Go through the records and copy each line where the word "warstwy" occurs.

((

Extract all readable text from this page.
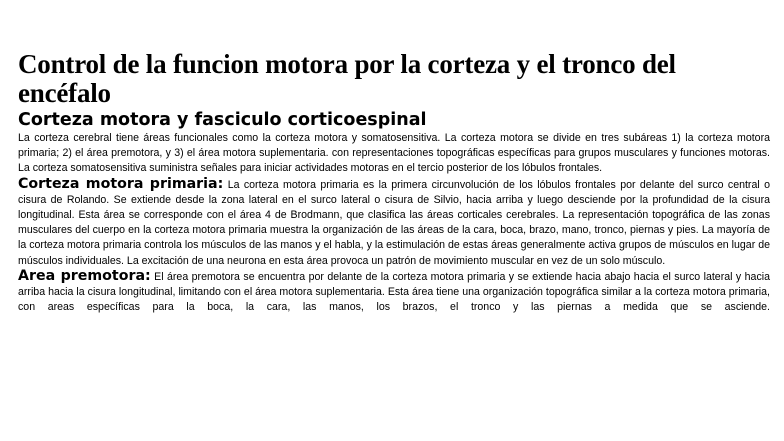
Control de la funcion motora por la corteza y el tronco del encéfalo
Corteza motora y fasciculo corticoespinal

La corteza cerebral tiene áreas funcionales como la corteza motora y somatosensitiva. La corteza motora se divide en tres subáreas 1) la corteza motora primaria; 2) el área premotora, y 3) el área motora suplementaria. con representaciones topográficas específicas para grupos musculares y funciones motoras. La corteza somatosensitiva suministra señales para iniciar actividades motoras en el tercio posterior de los lóbulos frontales.

Corteza motora primaria: La corteza motora primaria es la primera circunvolución de los lóbulos frontales por delante del surco central o cisura de Rolando. Se extiende desde la zona lateral en el surco lateral o cisura de Silvio, hacia arriba y luego desciende por la profundidad de la cisura longitudinal. Esta área se corresponde con el área 4 de Brodmann, que clasifica las áreas corticales cerebrales. La representación topográfica de las zonas musculares del cuerpo en la corteza motora primaria muestra la organización de las áreas de la cara, boca, brazo, mano, tronco, piernas y pies. La mayoría de la corteza motora primaria controla los músculos de las manos y el habla, y la estimulación de estas áreas generalmente activa grupos de músculos en lugar de músculos individuales. La excitación de una neurona en esta área provoca un patrón de movimiento muscular en vez de un solo músculo.

Area premotora: El área premotora se encuentra por delante de la corteza motora primaria y se extiende hacia abajo hacia el surco lateral y hacia arriba hacia la cisura longitudinal, limitando con el área motora suplementaria. Esta área tiene una organización topográfica similar a la corteza motora primaria, con areas específicas para la boca, la cara, las manos, los brazos, el tronco y las piernas a medida que se asciende.
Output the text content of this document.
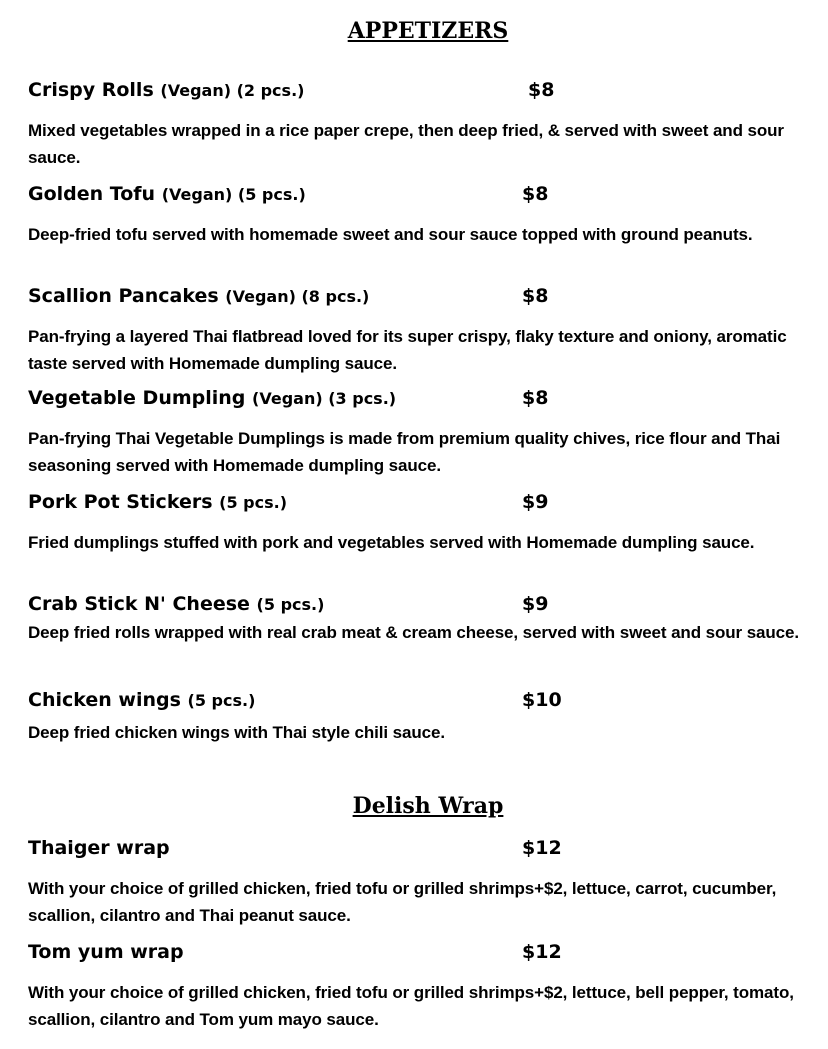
APPETIZERS
Crispy Rolls (Vegan) (2 pcs.)	$8
Mixed vegetables wrapped in a rice paper crepe, then deep fried, & served with sweet and sour sauce.
Golden Tofu (Vegan) (5 pcs.)	$8
Deep-fried tofu served with homemade sweet and sour sauce topped with ground peanuts.
Scallion Pancakes (Vegan) (8 pcs.)	$8
Pan-frying a layered Thai flatbread loved for its super crispy, flaky texture and oniony, aromatic taste served with Homemade dumpling sauce.
Vegetable Dumpling (Vegan) (3 pcs.)	$8
Pan-frying Thai Vegetable Dumplings is made from premium quality chives, rice flour and Thai seasoning served with Homemade dumpling sauce.
Pork Pot Stickers (5 pcs.)	$9
Fried dumplings stuffed with pork and vegetables served with Homemade dumpling sauce.
Crab Stick N' Cheese (5 pcs.)	$9
Deep fried rolls wrapped with real crab meat & cream cheese, served with sweet and sour sauce.
Chicken wings (5 pcs.)	$10
Deep fried chicken wings with Thai style chili sauce.
Delish Wrap
Thaiger wrap	$12
With your choice of grilled chicken, fried tofu or grilled shrimps+$2, lettuce, carrot, cucumber, scallion, cilantro and Thai peanut sauce.
Tom yum wrap	$12
With your choice of grilled chicken, fried tofu or grilled shrimps+$2, lettuce, bell pepper, tomato, scallion, cilantro and Tom yum mayo sauce.
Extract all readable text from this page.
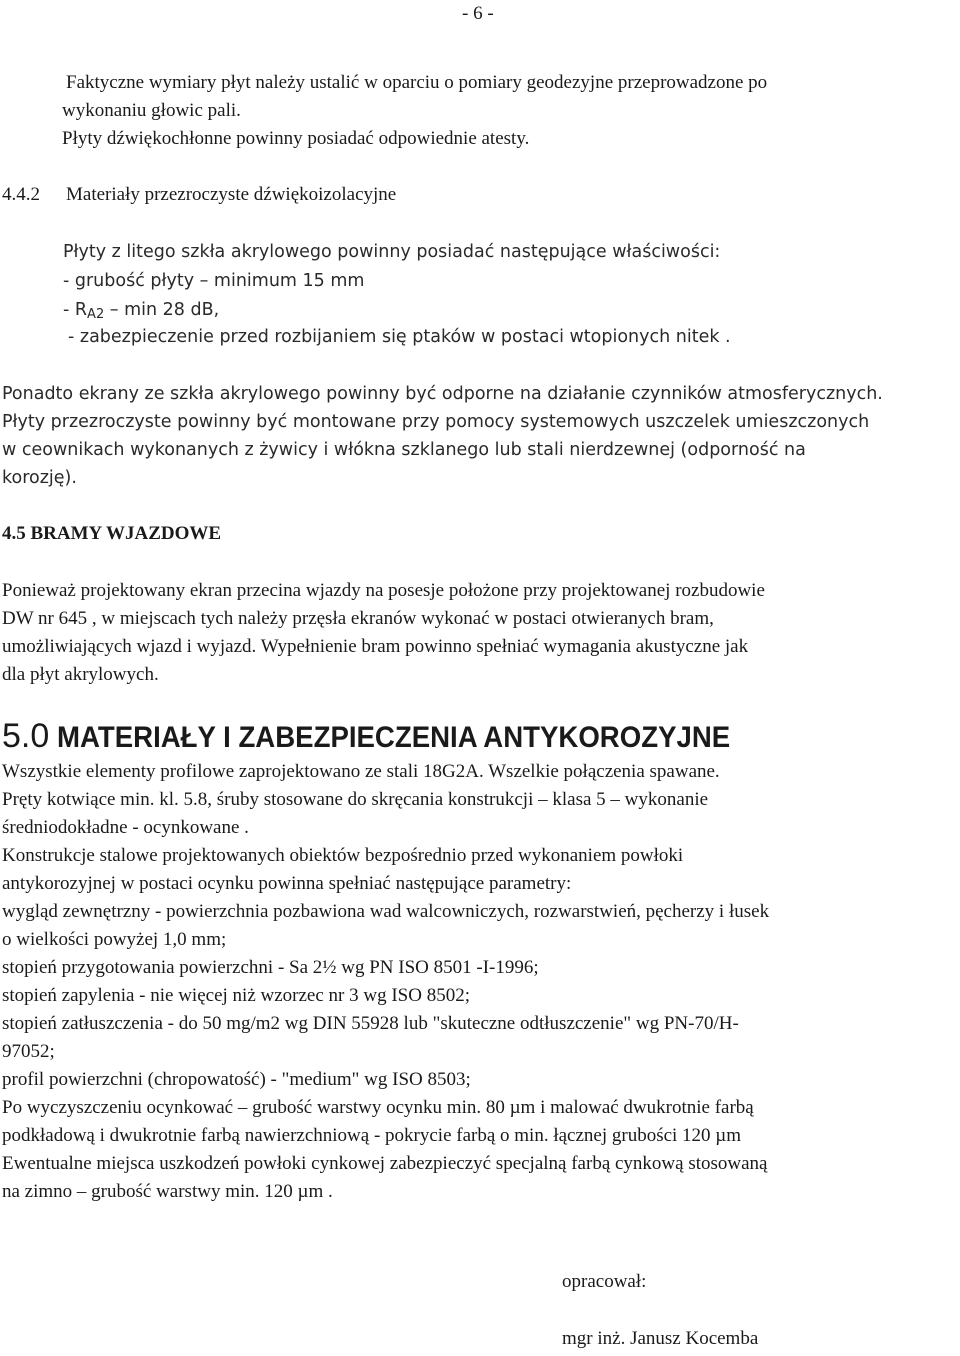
- 6 -
Faktyczne wymiary płyt należy ustalić w oparciu o pomiary geodezyjne przeprowadzone po
wykonaniu głowic pali.
Płyty dźwiękochłonne powinny posiadać odpowiednie atesty.
4.4.2 Materiały przezroczyste dźwiękoizolacyjne
Płyty z litego szkła akrylowego powinny posiadać następujące właściwości:
- grubość płyty – minimum 15 mm
- $R_{A2}$ – min 28 dB,
- zabezpieczenie przed rozbijaniem się ptaków w postaci wtopionych nitek .
Ponadto ekrany ze szkła akrylowego powinny być odporne na działanie czynników atmosferycznych.
Płyty przezroczyste powinny być montowane przy pomocy systemowych uszczelek umieszczonych
w ceownikach wykonanych z żywicy i włókna szklanego lub stali nierdzewnej (odporność na
korozję).
4.5 BRAMY WJAZDOWE
Ponieważ projektowany ekran przecina wjazdy na posesje położone przy projektowanej rozbudowie
DW nr 645 , w miejscach tych należy przęsła ekranów wykonać w postaci otwieranych bram,
umożliwiających wjazd i wyjazd. Wypełnienie bram powinno spełniać wymagania akustyczne jak
dla płyt akrylowych.
5.0 MATERIAŁY I ZABEZPIECZENIA ANTYKOROZYJNE
Wszystkie elementy profilowe zaprojektowano ze stali 18G2A. Wszelkie połączenia spawane.
Pręty kotwiące min. kl. 5.8, śruby stosowane do skręcania konstrukcji – klasa 5 – wykonanie
średniodokładne - ocynkowane .
Konstrukcje stalowe projektowanych obiektów bezpośrednio przed wykonaniem powłoki
antykorozyjnej w postaci ocynku powinna spełniać następujące parametry:
wygląd zewnętrzny - powierzchnia pozbawiona wad walcowniczych, rozwarstwień, pęcherzy i łusek
o wielkości powyżej 1,0 mm;
stopień przygotowania powierzchni - Sa 2½ wg PN ISO 8501 -I-1996;
stopień zapylenia - nie więcej niż wzorzec nr 3 wg ISO 8502;
stopień zatłuszczenia - do 50 mg/m2 wg DIN 55928 lub "skuteczne odtłuszczenie" wg PN-70/H-
97052;
profil powierzchni (chropowatość) - "medium" wg ISO 8503;
Po wyczyszczeniu ocynkować – grubość warstwy ocynku min. 80 µm i malować dwukrotnie farbą
podkładową i dwukrotnie farbą nawierzchniową - pokrycie farbą o min. łącznej grubości 120 µm
Ewentualne miejsca uszkodzeń powłoki cynkowej zabezpieczyć specjalną farbą cynkową stosowaną
na zimno – grubość warstwy min. 120 µm .
opracował:
mgr inż. Janusz Kocemba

))

:: Solution ::
Po wyczyszczeniu ocynkować – grubość warstwy ocynku min. 80 µm i malować dwukrotnie farbą
na zimno – grubość warstwy min. 120 µm .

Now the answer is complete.